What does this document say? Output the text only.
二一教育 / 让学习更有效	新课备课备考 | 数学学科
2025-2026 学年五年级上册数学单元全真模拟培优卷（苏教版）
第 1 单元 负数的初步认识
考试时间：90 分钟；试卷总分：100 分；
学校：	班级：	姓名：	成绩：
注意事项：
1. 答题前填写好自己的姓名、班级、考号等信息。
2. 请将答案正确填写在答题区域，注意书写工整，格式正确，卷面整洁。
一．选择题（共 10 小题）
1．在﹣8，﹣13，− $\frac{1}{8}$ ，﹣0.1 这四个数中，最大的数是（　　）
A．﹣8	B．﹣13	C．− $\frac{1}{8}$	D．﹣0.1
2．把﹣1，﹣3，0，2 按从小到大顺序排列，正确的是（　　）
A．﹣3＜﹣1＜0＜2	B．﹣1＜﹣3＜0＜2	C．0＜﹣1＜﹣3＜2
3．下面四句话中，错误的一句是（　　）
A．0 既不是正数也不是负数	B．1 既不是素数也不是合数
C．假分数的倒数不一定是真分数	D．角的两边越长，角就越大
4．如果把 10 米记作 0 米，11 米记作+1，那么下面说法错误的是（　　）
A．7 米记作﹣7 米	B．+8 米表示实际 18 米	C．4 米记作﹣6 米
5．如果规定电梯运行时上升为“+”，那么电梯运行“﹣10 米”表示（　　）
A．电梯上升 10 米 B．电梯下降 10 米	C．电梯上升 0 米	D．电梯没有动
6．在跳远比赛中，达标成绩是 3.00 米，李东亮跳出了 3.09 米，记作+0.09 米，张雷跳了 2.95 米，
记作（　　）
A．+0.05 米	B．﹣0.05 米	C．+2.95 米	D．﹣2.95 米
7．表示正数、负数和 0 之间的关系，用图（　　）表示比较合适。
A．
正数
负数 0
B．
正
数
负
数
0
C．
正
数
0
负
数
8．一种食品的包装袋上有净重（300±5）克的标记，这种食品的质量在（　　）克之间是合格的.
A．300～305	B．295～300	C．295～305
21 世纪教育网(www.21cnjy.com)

============================================================

WHAT NEEDS TO BE DONE
Return the entries above exactly, each one complete.

WRITTEN ANSWER
What does this document say? Output the text only.
二一教育 / 让学习更有效	新课备课备考 | 数学学科
2025-2026 学年五年级上册数学单元全真模拟培优卷（苏教版）
第 1 单元 负数的初步认识
考试时间：90 分钟；试卷总分：100 分；
学校：	班级：	姓名：	成绩：
注意事项：
1. 答题前填写好自己的姓名、班级、考号等信息。
2. 请将答案正确填写在答题区域，注意书写工整，格式正确，卷面整洁。
一．选择题（共 10 小题）
1．在﹣8，﹣13，− $\frac{1}{8}$ ，﹣0.1 这四个数中，最大的数是（　　）
A．﹣8	B．﹣13	C．− $\frac{1}{8}$	D．﹣0.1
2．把﹣1，﹣3，0，2 按从小到大顺序排列，正确的是（　　）
A．﹣3＜﹣1＜0＜2	B．﹣1＜﹣3＜0＜2	C．0＜﹣1＜﹣3＜2
3．下面四句话中，错误的一句是（　　）
A．0 既不是正数也不是负数	B．1 既不是素数也不是合数
C．假分数的倒数不一定是真分数	D．角的两边越长，角就越大
4．如果把 10 米记作 0 米，11 米记作+1，那么下面说法错误的是（　　）
A．7 米记作﹣7 米	B．+8 米表示实际 18 米	C．4 米记作﹣6 米
5．如果规定电梯运行时上升为“+”，那么电梯运行“﹣10 米”表示（　　）
A．电梯上升 10 米 B．电梯下降 10 米	C．电梯上升 0 米	D．电梯没有动
6．在跳远比赛中，达标成绩是 3.00 米，李东亮跳出了 3.09 米，记作+0.09 米，张雷跳了 2.95 米，
记作（　　）
A．+0.05 米	B．﹣0.05 米	C．+2.95 米	D．﹣2.95 米
7．表示正数、负数和 0 之间的关系，用图（　　）表示比较合适。
A．
正数
负数 0
B．
正
数
负
数
0
C．
正
数
0
负
数
8．一种食品的包装袋上有净重（300±5）克的标记，这种食品的质量在（　　）克之间是合格的.
A．300～305	B．295～300	C．295～305
21 世纪教育网(www.21cnjy.com)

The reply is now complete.